> _Questions to answer_:
- A) Answer these questions from the ticket:
(i) When and where is the FESCo meeting to be held?
(ii) For how long has Ubuntu been shipping the app-install data?
(iii) Which database file's design is compared to the app-install schema?
- B) Rewrite the ticket from "rhughes: Would you" up to and including "input and information.", replacing "input and information" with "feedback".
- C) According to the ticket, why does rhughes object to specspo being brought up?

------ Given passage

#469 App install related issues
Closed None Opened 13 years ago by kevin.

See bug:

https://bugzilla.redhat.com/show_bug.cgi?id=488968

rhughes would like FESCo's take on how we should handle application data moving forward. See bug and thread on devel list for more background.


rhughes: Would you be able to attend the fesco meeting tomorrow?

19:30-21:30 UTC in #fedora-meeting on irc.

It would be helpfull to have you there to provide input and information.

Of course. Thanks dude.

From the discussion last week it appeared a lot of FESCO hadn't had time to read all the threads etc. ... so I tried to put together a summary:

http://yum.baseurl.org/wiki/RepodataLocations

HTH.

Replying to [comment:3 james]:

From the discussion last week it appeared a lot of FESCO hadn't had time to read all the threads etc. ... so I tried to put together a summary:
http://yum.baseurl.org/wiki/RepodataLocations

Well, in the nicest possible way, a yum developer writing up a summary of positives and negatives isn't exactly impartial. In fact, I would go as far to say that your summary is horribly biased to the yum-based repodata solution without addressing many of the other key points. I kinda expected something like this to happen.

I'm also confused why you keep bringing up specspo. Specspo is a completely different thing that's maintained outside of the packages rather than taking the data from the upstream packages themselves. Please stop doing that.

In your summary, you've also forgotten:

  • Having the ability to search without "downloading metadata...."
  • Having the same solution that Suse and Ubuntu are using
  • Providing functionality that KPackageKit is using right now
  • Using code that is already written and debugged
  • Translations for non-English speakers
  • Pre-scaled and converted icons for applications like gnome-shell
  • Popularity ratings, derived from comps, and submitted application usage stats
  • The fact that the application data doesn't change for the lifetime of the distro
  • The fact that Ubuntu has already been shipping the app-install data for over 6 years, and still continue to favour this over a repodata solution.
  • Per-spin data, rather than treating all spins the same (e.g. KWrite is more important on KDE spin than on GNOME)
  • A sane database schema (please, just compare the database design of pkgtags.sqlite to the app-install schema) that is easy for applications to query.

Also, please bear in mind that I'm not prepared to write all my upstream GNOME code for an inferior data-source, that's totally Fedora specific. I don't write any of my code to be tied to any one distro; my entire working ethic is to work with other distros and to create common shared specifications. I'm sorry if that disagrees with the mentality of "do this Fedora specific to increase market share" that I feel is totally misguided, because the Ubuntu Application Installer already makes us look like Windows 95.

------------
------ Data extract

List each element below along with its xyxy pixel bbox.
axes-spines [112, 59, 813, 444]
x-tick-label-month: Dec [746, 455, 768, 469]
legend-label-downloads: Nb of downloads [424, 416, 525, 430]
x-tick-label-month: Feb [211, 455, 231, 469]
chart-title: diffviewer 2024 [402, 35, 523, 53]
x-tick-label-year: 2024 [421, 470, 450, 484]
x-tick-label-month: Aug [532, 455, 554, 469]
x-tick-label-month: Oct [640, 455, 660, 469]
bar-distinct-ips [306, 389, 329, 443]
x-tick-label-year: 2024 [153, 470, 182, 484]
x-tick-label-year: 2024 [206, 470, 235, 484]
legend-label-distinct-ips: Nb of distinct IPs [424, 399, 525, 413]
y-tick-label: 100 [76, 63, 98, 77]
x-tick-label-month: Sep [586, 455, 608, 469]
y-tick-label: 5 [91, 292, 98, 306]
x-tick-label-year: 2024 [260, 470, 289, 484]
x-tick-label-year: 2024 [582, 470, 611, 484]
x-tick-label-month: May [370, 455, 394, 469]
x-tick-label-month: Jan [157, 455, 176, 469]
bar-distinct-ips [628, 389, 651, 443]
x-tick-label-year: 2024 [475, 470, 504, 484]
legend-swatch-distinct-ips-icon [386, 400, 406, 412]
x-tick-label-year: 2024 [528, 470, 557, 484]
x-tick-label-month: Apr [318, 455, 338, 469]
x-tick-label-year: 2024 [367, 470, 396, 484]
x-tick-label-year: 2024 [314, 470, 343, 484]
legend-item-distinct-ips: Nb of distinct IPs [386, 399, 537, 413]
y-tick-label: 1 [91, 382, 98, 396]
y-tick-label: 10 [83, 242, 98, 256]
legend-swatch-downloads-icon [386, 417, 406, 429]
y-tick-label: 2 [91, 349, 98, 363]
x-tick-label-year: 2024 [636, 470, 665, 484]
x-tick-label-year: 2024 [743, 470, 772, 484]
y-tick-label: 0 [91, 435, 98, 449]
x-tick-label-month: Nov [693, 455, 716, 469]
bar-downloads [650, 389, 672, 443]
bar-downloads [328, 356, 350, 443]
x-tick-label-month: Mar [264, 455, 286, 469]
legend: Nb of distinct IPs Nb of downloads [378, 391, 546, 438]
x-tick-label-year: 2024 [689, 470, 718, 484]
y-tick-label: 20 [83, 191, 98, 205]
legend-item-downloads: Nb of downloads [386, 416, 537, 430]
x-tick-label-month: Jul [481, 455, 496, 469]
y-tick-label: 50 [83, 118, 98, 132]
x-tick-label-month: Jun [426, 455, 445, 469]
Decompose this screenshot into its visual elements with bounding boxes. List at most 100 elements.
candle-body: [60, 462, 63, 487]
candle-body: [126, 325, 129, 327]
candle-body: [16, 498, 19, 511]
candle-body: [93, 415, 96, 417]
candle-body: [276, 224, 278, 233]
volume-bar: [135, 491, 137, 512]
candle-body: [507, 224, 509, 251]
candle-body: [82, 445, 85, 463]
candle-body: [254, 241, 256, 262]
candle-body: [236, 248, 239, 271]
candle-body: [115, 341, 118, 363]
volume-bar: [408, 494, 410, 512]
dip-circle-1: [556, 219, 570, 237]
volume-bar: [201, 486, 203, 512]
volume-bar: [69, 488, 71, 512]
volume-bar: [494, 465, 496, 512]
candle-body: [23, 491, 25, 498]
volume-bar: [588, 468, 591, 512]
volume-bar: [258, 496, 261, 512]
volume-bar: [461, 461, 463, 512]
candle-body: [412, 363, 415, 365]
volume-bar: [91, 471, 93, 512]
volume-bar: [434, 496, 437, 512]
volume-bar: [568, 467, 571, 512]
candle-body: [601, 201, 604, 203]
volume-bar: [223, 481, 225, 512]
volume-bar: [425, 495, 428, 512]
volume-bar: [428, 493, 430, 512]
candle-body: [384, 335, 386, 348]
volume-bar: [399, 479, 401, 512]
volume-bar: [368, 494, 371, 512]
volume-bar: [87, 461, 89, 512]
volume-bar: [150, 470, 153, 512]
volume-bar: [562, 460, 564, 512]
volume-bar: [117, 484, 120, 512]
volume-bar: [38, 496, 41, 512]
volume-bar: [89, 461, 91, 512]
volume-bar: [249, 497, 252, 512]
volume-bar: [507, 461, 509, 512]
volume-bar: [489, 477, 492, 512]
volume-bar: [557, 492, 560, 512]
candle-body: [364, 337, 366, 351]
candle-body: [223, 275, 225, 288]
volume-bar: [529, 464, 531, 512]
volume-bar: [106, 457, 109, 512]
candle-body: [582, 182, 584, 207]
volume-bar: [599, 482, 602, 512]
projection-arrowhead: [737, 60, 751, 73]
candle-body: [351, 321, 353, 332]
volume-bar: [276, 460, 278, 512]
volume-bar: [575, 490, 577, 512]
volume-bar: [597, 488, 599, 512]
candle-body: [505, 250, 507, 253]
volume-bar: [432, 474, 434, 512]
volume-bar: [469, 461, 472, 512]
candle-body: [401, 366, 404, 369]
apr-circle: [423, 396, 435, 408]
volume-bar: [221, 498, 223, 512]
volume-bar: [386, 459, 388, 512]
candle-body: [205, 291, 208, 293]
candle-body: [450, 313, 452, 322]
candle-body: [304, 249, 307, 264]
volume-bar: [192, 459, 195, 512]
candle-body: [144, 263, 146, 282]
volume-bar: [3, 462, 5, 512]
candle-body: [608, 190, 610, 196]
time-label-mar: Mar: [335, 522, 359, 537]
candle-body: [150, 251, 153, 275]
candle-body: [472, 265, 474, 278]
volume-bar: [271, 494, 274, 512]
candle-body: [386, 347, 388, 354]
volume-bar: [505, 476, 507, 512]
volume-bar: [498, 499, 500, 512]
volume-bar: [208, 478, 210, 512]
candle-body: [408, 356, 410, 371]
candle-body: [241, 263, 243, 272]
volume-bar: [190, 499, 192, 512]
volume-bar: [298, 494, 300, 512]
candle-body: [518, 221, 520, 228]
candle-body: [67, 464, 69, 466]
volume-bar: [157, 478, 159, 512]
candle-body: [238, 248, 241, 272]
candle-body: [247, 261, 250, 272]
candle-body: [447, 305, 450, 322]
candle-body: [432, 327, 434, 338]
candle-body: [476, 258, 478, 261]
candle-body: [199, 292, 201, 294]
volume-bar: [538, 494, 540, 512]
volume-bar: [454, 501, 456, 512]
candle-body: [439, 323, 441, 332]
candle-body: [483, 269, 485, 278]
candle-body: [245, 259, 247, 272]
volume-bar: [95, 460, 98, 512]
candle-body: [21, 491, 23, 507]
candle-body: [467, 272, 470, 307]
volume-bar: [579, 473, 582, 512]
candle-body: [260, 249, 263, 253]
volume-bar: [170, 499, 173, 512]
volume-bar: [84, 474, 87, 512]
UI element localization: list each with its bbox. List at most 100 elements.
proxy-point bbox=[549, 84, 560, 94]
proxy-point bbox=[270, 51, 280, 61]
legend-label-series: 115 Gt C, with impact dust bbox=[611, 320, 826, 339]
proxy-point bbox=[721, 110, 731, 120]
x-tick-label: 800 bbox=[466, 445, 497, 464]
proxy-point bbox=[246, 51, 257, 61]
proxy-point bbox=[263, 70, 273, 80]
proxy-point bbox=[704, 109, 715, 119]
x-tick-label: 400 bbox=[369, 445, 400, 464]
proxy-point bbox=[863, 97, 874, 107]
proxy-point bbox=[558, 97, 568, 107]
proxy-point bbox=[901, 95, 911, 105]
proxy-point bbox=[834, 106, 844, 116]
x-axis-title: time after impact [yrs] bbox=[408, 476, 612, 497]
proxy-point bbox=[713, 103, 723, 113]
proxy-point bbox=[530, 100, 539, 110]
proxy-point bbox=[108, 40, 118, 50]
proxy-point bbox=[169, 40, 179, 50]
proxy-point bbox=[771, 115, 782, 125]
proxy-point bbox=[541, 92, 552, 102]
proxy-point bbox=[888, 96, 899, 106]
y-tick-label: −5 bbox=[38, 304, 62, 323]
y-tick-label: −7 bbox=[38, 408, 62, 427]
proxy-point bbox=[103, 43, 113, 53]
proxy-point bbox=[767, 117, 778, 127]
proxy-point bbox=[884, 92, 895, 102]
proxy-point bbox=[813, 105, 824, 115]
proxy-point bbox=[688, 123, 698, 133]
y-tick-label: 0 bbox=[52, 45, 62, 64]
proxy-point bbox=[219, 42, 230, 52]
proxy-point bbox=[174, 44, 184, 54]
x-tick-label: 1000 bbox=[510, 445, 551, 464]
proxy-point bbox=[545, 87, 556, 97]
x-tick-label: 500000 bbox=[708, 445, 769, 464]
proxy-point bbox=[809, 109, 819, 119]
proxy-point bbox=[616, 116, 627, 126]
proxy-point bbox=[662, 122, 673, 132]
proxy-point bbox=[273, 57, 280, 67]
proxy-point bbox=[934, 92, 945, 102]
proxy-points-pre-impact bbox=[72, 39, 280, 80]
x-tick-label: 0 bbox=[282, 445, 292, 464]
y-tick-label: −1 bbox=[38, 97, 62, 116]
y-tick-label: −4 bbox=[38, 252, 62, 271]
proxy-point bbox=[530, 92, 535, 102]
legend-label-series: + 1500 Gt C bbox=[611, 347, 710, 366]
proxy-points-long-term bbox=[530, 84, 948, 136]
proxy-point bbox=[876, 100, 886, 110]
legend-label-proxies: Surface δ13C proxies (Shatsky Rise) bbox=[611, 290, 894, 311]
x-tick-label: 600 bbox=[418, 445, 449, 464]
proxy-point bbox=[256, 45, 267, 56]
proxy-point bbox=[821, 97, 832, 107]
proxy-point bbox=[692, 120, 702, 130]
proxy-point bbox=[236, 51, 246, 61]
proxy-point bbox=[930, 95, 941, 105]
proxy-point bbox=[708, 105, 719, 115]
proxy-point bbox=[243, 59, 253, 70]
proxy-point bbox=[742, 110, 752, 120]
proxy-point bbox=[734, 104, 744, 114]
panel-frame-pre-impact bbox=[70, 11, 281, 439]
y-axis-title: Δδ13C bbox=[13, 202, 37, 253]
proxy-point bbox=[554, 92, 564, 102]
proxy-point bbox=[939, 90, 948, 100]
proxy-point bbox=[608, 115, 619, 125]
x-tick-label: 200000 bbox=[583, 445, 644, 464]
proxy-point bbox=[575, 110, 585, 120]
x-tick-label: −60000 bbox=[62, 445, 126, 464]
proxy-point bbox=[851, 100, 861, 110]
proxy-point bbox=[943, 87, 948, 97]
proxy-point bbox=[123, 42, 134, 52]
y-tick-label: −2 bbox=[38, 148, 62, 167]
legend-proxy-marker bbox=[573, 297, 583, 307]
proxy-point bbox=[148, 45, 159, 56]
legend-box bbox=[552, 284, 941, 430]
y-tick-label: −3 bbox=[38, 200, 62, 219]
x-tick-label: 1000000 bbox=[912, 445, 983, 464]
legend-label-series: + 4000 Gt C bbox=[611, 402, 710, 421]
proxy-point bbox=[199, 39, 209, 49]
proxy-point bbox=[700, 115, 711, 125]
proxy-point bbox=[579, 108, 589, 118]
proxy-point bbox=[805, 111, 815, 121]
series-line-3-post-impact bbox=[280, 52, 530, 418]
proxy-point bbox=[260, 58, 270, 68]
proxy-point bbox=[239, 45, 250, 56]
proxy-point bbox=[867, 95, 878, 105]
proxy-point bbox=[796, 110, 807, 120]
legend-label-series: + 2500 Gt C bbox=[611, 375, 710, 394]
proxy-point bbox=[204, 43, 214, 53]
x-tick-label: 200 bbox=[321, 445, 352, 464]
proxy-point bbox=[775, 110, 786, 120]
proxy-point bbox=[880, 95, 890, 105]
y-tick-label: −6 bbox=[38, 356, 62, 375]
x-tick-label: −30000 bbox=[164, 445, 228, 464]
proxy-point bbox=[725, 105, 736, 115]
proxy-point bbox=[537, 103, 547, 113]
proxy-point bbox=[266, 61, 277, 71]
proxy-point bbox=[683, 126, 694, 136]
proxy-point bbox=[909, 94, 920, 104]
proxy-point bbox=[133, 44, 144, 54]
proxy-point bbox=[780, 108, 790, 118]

------------

> _Problem solutions_:
- A)
(i) 19:30-21:30 UTC in #fedora-meeting on irc.
(ii) For over 6 years.
(iii) pkgtags.sqlite.

- B)
rhughes: Would you be able to attend the fesco meeting tomorrow?

19:30-21:30 UTC in #fedora-meeting on irc.

It would be helpfull to have you there to provide feedback.

- C) He calls specspo a completely different thing. It is maintained outside of the packages instead of taking its data from the upstream packages themselves.